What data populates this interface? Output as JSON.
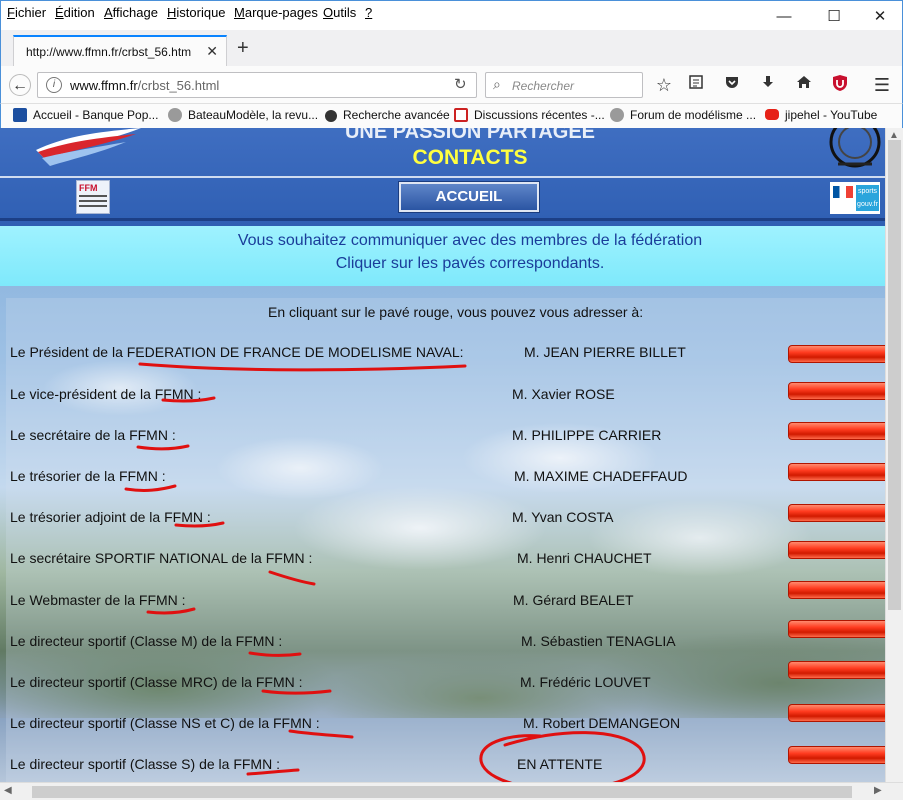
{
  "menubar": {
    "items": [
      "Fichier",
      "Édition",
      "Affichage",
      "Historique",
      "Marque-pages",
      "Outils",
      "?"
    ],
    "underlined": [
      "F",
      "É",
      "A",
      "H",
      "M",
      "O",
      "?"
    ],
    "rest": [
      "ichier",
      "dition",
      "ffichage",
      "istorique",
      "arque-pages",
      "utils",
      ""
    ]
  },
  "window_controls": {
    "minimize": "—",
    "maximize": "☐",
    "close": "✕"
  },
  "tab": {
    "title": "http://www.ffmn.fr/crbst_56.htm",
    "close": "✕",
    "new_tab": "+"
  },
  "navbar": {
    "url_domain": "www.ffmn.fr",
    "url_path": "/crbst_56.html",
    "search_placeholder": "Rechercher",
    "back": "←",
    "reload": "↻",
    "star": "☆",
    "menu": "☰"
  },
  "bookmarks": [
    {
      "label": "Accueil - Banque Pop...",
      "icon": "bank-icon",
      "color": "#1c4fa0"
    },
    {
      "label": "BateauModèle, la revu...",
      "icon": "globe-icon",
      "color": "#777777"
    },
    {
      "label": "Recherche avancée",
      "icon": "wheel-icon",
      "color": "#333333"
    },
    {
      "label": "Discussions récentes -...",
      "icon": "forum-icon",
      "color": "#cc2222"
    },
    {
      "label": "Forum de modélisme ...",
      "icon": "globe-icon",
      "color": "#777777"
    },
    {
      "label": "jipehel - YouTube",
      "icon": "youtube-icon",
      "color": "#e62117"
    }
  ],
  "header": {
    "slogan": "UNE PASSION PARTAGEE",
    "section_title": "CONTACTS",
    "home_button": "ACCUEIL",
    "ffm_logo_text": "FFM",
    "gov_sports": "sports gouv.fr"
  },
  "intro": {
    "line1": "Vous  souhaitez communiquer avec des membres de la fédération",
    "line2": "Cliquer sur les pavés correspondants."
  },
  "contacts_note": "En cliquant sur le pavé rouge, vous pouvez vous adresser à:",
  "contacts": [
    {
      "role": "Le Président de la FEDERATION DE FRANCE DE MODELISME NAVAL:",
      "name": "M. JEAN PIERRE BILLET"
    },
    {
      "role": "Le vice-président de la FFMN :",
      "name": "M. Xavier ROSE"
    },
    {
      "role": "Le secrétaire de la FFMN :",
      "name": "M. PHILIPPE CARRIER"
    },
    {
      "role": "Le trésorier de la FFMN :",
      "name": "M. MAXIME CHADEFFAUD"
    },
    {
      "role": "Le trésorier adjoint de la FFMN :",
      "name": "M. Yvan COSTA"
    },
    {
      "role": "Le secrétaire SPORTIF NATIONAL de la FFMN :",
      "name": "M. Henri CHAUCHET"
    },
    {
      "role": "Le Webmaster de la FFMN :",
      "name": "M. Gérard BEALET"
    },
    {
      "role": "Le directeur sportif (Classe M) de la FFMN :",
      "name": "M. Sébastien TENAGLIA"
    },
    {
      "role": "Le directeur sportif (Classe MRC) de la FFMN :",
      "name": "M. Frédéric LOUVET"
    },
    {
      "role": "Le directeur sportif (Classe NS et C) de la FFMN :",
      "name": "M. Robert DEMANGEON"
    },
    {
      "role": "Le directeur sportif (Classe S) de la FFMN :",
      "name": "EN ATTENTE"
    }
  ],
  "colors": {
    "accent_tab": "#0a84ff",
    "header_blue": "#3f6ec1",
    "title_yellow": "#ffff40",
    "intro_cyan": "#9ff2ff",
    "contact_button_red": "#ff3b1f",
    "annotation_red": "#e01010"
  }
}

• • • • •

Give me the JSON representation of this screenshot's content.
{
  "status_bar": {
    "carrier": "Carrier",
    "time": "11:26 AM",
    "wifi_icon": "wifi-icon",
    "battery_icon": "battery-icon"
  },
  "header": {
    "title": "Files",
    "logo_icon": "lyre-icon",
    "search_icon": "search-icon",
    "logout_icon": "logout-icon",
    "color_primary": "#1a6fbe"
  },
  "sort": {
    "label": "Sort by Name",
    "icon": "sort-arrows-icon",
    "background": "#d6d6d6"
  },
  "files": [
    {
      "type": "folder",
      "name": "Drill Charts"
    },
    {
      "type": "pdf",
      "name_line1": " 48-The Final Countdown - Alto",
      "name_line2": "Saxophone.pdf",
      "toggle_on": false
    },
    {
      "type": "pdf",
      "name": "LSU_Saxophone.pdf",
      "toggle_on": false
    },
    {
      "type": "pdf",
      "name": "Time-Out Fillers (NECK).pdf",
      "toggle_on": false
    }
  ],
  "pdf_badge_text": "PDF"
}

• • • • •

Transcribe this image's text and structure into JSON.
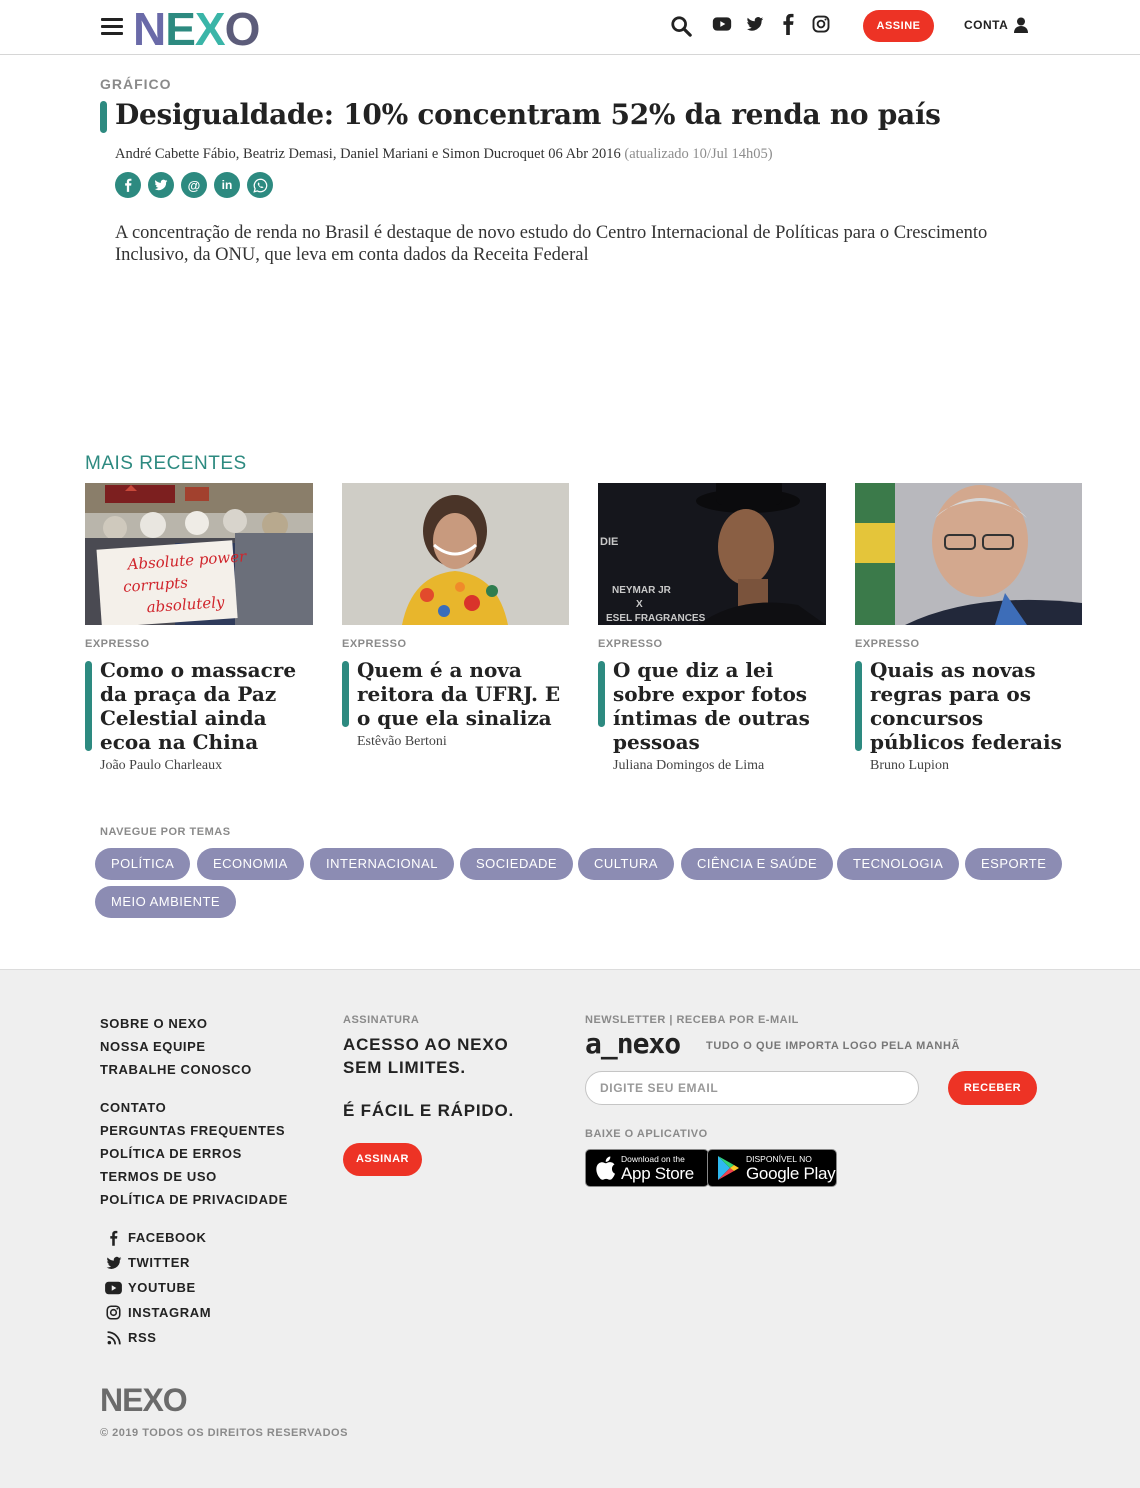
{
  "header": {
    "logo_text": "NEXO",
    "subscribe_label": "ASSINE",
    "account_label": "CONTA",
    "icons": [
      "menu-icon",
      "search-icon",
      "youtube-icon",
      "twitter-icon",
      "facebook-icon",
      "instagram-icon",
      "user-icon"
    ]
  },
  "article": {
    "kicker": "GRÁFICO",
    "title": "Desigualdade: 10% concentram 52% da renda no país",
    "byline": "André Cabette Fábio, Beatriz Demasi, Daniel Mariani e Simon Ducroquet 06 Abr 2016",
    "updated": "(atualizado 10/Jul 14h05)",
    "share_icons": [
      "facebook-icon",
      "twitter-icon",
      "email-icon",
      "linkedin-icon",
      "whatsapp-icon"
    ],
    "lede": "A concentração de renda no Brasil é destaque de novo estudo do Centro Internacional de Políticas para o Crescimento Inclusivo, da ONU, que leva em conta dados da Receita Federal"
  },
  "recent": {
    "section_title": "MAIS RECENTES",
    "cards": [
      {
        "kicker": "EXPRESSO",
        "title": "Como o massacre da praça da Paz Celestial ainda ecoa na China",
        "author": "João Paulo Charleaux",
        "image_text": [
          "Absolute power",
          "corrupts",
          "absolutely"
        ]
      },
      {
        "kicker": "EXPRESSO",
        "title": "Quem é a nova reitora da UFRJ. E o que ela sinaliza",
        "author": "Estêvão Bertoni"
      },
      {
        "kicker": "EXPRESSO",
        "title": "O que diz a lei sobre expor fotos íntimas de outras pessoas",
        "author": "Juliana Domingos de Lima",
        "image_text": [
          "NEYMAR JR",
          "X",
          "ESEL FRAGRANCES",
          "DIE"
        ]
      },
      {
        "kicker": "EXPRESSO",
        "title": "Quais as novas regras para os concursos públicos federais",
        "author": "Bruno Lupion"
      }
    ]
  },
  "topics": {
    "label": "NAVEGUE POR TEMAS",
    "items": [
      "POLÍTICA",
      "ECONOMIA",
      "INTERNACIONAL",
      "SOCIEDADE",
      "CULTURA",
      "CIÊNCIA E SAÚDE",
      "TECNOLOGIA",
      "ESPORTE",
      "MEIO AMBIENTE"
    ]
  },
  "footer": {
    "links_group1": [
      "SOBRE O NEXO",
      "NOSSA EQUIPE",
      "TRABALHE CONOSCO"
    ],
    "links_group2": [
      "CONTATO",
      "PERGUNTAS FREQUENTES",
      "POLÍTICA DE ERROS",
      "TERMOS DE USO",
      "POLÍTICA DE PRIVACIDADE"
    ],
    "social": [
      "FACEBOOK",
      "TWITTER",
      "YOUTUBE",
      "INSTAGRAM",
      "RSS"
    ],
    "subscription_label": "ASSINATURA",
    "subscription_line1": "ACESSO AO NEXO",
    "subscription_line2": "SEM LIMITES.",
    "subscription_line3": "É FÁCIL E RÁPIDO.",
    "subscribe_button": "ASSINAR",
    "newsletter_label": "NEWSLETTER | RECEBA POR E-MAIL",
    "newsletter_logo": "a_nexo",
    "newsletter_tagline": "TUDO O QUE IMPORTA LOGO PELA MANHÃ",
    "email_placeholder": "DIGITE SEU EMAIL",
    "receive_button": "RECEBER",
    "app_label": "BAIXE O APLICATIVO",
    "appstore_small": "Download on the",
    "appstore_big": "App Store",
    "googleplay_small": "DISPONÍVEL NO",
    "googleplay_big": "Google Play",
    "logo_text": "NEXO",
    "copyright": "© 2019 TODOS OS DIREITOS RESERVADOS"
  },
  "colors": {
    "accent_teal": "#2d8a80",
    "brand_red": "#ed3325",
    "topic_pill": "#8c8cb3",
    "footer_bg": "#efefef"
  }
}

• • • • •

• PROBLEM: Gather, from the listing above, every line carrying the word "trésorier".

• RIGHT ANSWER:
      "role": "Le trésorier de la FFMN :",
      "role": "Le trésorier adjoint de la FFMN :",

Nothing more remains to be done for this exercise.